### Exercise details
Word for word, restate every line of the material.

::::::

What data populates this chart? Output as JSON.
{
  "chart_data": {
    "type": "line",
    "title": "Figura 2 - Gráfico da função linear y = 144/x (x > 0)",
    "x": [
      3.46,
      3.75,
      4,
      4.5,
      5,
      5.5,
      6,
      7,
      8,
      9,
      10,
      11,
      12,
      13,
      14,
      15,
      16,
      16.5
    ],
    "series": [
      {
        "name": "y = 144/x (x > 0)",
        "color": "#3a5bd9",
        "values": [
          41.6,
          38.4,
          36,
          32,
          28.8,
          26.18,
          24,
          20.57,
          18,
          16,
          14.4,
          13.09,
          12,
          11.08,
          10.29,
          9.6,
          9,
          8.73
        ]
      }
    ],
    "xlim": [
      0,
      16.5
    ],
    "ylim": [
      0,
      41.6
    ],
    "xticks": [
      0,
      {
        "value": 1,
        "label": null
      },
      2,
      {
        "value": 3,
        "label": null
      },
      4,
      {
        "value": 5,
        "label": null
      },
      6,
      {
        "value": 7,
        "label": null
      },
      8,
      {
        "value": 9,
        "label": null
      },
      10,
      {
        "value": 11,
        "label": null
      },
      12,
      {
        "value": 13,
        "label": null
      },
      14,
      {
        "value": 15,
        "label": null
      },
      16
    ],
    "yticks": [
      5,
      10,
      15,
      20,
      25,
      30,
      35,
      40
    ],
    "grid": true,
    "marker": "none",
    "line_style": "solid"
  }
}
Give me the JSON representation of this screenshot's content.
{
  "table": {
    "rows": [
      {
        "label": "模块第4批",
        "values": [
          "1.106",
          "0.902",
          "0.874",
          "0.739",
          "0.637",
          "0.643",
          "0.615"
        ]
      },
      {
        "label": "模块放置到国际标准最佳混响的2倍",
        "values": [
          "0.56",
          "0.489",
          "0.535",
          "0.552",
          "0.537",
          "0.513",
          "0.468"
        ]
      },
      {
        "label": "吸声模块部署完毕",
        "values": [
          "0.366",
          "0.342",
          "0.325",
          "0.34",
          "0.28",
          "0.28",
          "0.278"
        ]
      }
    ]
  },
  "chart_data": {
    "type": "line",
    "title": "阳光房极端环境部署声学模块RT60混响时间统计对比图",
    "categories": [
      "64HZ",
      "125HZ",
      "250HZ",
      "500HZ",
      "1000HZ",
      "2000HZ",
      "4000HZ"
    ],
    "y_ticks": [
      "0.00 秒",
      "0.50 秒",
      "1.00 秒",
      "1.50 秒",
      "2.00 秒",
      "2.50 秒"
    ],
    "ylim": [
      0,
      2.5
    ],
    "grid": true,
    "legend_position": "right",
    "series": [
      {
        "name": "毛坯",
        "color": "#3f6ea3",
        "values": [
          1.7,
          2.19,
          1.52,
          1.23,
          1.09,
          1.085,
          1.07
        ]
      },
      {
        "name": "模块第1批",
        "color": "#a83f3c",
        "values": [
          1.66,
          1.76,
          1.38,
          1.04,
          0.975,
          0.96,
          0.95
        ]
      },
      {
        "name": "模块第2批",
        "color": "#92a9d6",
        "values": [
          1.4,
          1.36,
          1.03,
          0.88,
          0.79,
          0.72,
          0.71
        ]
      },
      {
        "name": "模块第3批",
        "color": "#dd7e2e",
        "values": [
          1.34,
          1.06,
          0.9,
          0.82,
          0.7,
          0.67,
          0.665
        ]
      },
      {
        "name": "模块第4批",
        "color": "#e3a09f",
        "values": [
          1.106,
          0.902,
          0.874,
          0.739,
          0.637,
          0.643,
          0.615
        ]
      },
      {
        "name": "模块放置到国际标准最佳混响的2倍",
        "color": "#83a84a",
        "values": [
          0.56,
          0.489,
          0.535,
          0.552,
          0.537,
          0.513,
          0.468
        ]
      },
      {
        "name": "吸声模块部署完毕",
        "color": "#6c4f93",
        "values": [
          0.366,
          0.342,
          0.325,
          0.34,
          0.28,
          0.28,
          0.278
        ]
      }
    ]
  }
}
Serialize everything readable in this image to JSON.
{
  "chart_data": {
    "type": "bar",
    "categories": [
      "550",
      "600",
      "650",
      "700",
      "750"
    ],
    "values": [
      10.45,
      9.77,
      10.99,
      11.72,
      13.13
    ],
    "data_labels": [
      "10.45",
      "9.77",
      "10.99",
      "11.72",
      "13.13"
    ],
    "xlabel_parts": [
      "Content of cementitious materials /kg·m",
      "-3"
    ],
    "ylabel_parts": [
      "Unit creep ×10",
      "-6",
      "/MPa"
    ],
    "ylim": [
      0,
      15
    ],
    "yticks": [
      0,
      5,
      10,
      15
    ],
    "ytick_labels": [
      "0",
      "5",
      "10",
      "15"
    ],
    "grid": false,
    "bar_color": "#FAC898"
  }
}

::::::

### Exercise solution
What data populates this chart? Output as JSON.
{
  "chart_data": {
    "type": "line",
    "title": "Figura 2 - Gráfico da função linear y = 144/x (x > 0)",
    "x": [
      3.46,
      3.75,
      4,
      4.5,
      5,
      5.5,
      6,
      7,
      8,
      9,
      10,
      11,
      12,
      13,
      14,
      15,
      16,
      16.5
    ],
    "series": [
      {
        "name": "y = 144/x (x > 0)",
        "color": "#3a5bd9",
        "values": [
          41.6,
          38.4,
          36,
          32,
          28.8,
          26.18,
          24,
          20.57,
          18,
          16,
          14.4,
          13.09,
          12,
          11.08,
          10.29,
          9.6,
          9,
          8.73
        ]
      }
    ],
    "xlim": [
      0,
      16.5
    ],
    "ylim": [
      0,
      41.6
    ],
    "xticks": [
      0,
      {
        "value": 1,
        "label": null
      },
      2,
      {
        "value": 3,
        "label": null
      },
      4,
      {
        "value": 5,
        "label": null
      },
      6,
      {
        "value": 7,
        "label": null
      },
      8,
      {
        "value": 9,
        "label": null
      },
      10,
      {
        "value": 11,
        "label": null
      },
      12,
      {
        "value": 13,
        "label": null
      },
      14,
      {
        "value": 15,
        "label": null
      },
      16
    ],
    "yticks": [
      5,
      10,
      15,
      20,
      25,
      30,
      35,
      40
    ],
    "grid": true,
    "marker": "none",
    "line_style": "solid"
  }
}
Give me the JSON representation of this screenshot's content.
{
  "table": {
    "rows": [
      {
        "label": "模块第4批",
        "values": [
          "1.106",
          "0.902",
          "0.874",
          "0.739",
          "0.637",
          "0.643",
          "0.615"
        ]
      },
      {
        "label": "模块放置到国际标准最佳混响的2倍",
        "values": [
          "0.56",
          "0.489",
          "0.535",
          "0.552",
          "0.537",
          "0.513",
          "0.468"
        ]
      },
      {
        "label": "吸声模块部署完毕",
        "values": [
          "0.366",
          "0.342",
          "0.325",
          "0.34",
          "0.28",
          "0.28",
          "0.278"
        ]
      }
    ]
  },
  "chart_data": {
    "type": "line",
    "title": "阳光房极端环境部署声学模块RT60混响时间统计对比图",
    "categories": [
      "64HZ",
      "125HZ",
      "250HZ",
      "500HZ",
      "1000HZ",
      "2000HZ",
      "4000HZ"
    ],
    "y_ticks": [
      "0.00 秒",
      "0.50 秒",
      "1.00 秒",
      "1.50 秒",
      "2.00 秒",
      "2.50 秒"
    ],
    "ylim": [
      0,
      2.5
    ],
    "grid": true,
    "legend_position": "right",
    "series": [
      {
        "name": "毛坯",
        "color": "#3f6ea3",
        "values": [
          1.7,
          2.19,
          1.52,
          1.23,
          1.09,
          1.085,
          1.07
        ]
      },
      {
        "name": "模块第1批",
        "color": "#a83f3c",
        "values": [
          1.66,
          1.76,
          1.38,
          1.04,
          0.975,
          0.96,
          0.95
        ]
      },
      {
        "name": "模块第2批",
        "color": "#92a9d6",
        "values": [
          1.4,
          1.36,
          1.03,
          0.88,
          0.79,
          0.72,
          0.71
        ]
      },
      {
        "name": "模块第3批",
        "color": "#dd7e2e",
        "values": [
          1.34,
          1.06,
          0.9,
          0.82,
          0.7,
          0.67,
          0.665
        ]
      },
      {
        "name": "模块第4批",
        "color": "#e3a09f",
        "values": [
          1.106,
          0.902,
          0.874,
          0.739,
          0.637,
          0.643,
          0.615
        ]
      },
      {
        "name": "模块放置到国际标准最佳混响的2倍",
        "color": "#83a84a",
        "values": [
          0.56,
          0.489,
          0.535,
          0.552,
          0.537,
          0.513,
          0.468
        ]
      },
      {
        "name": "吸声模块部署完毕",
        "color": "#6c4f93",
        "values": [
          0.366,
          0.342,
          0.325,
          0.34,
          0.28,
          0.28,
          0.278
        ]
      }
    ]
  }
}
Serialize everything readable in this image to JSON.
{
  "chart_data": {
    "type": "bar",
    "categories": [
      "550",
      "600",
      "650",
      "700",
      "750"
    ],
    "values": [
      10.45,
      9.77,
      10.99,
      11.72,
      13.13
    ],
    "data_labels": [
      "10.45",
      "9.77",
      "10.99",
      "11.72",
      "13.13"
    ],
    "xlabel_parts": [
      "Content of cementitious materials /kg·m",
      "-3"
    ],
    "ylabel_parts": [
      "Unit creep ×10",
      "-6",
      "/MPa"
    ],
    "ylim": [
      0,
      15
    ],
    "yticks": [
      0,
      5,
      10,
      15
    ],
    "ytick_labels": [
      "0",
      "5",
      "10",
      "15"
    ],
    "grid": false,
    "bar_color": "#FAC898"
  }
}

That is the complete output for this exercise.